### THE PROBLEM
Reproduce the listing below in full and without alteration, apart from its pictures.

● ● ●

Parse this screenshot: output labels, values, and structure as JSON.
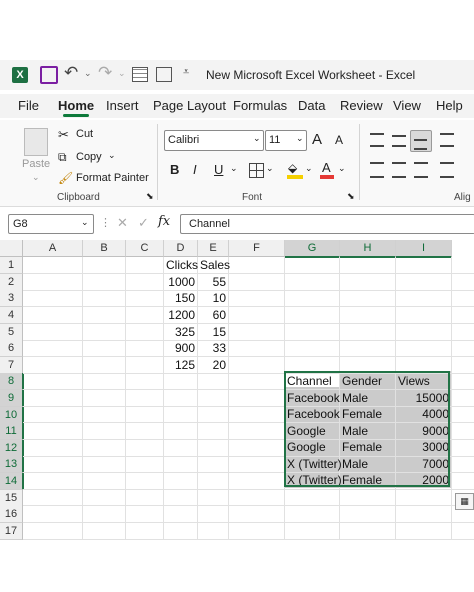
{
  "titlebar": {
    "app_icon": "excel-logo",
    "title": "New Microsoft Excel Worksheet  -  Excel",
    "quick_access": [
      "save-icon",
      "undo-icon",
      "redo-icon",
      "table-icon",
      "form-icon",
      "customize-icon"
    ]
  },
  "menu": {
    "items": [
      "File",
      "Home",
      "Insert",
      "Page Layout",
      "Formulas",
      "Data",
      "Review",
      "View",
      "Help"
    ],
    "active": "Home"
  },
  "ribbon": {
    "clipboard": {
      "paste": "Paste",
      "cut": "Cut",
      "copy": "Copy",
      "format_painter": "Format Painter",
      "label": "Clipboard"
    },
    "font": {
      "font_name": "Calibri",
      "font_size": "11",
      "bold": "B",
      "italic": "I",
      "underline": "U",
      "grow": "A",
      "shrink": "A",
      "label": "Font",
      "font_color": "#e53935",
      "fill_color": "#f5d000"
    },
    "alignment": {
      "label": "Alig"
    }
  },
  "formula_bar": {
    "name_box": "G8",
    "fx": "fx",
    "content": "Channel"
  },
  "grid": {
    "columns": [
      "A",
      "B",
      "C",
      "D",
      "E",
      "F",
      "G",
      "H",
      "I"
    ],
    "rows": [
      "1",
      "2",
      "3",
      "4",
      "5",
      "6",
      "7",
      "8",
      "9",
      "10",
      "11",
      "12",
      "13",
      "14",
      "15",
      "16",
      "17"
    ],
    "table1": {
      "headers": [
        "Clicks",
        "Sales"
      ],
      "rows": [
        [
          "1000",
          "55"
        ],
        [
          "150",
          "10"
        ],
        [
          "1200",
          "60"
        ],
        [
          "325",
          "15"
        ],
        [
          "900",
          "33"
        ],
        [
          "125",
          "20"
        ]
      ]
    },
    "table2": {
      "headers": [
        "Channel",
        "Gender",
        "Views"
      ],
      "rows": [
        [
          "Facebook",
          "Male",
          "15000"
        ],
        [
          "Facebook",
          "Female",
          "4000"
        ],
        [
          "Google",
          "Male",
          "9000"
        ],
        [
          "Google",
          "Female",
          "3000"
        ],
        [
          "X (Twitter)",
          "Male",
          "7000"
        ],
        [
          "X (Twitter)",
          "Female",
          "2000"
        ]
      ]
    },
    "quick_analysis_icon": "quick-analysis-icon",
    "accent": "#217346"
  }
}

● ● ●

### ANSWER TO THIS TASK
Parse this screenshot: output labels, values, and structure as JSON.
{
  "titlebar": {
    "app_icon": "excel-logo",
    "title": "New Microsoft Excel Worksheet  -  Excel",
    "quick_access": [
      "save-icon",
      "undo-icon",
      "redo-icon",
      "table-icon",
      "form-icon",
      "customize-icon"
    ]
  },
  "menu": {
    "items": [
      "File",
      "Home",
      "Insert",
      "Page Layout",
      "Formulas",
      "Data",
      "Review",
      "View",
      "Help"
    ],
    "active": "Home"
  },
  "ribbon": {
    "clipboard": {
      "paste": "Paste",
      "cut": "Cut",
      "copy": "Copy",
      "format_painter": "Format Painter",
      "label": "Clipboard"
    },
    "font": {
      "font_name": "Calibri",
      "font_size": "11",
      "bold": "B",
      "italic": "I",
      "underline": "U",
      "grow": "A",
      "shrink": "A",
      "label": "Font",
      "font_color": "#e53935",
      "fill_color": "#f5d000"
    },
    "alignment": {
      "label": "Alig"
    }
  },
  "formula_bar": {
    "name_box": "G8",
    "fx": "fx",
    "content": "Channel"
  },
  "grid": {
    "columns": [
      "A",
      "B",
      "C",
      "D",
      "E",
      "F",
      "G",
      "H",
      "I"
    ],
    "rows": [
      "1",
      "2",
      "3",
      "4",
      "5",
      "6",
      "7",
      "8",
      "9",
      "10",
      "11",
      "12",
      "13",
      "14",
      "15",
      "16",
      "17"
    ],
    "table1": {
      "headers": [
        "Clicks",
        "Sales"
      ],
      "rows": [
        [
          "1000",
          "55"
        ],
        [
          "150",
          "10"
        ],
        [
          "1200",
          "60"
        ],
        [
          "325",
          "15"
        ],
        [
          "900",
          "33"
        ],
        [
          "125",
          "20"
        ]
      ]
    },
    "table2": {
      "headers": [
        "Channel",
        "Gender",
        "Views"
      ],
      "rows": [
        [
          "Facebook",
          "Male",
          "15000"
        ],
        [
          "Facebook",
          "Female",
          "4000"
        ],
        [
          "Google",
          "Male",
          "9000"
        ],
        [
          "Google",
          "Female",
          "3000"
        ],
        [
          "X (Twitter)",
          "Male",
          "7000"
        ],
        [
          "X (Twitter)",
          "Female",
          "2000"
        ]
      ]
    },
    "quick_analysis_icon": "quick-analysis-icon",
    "accent": "#217346"
  }
}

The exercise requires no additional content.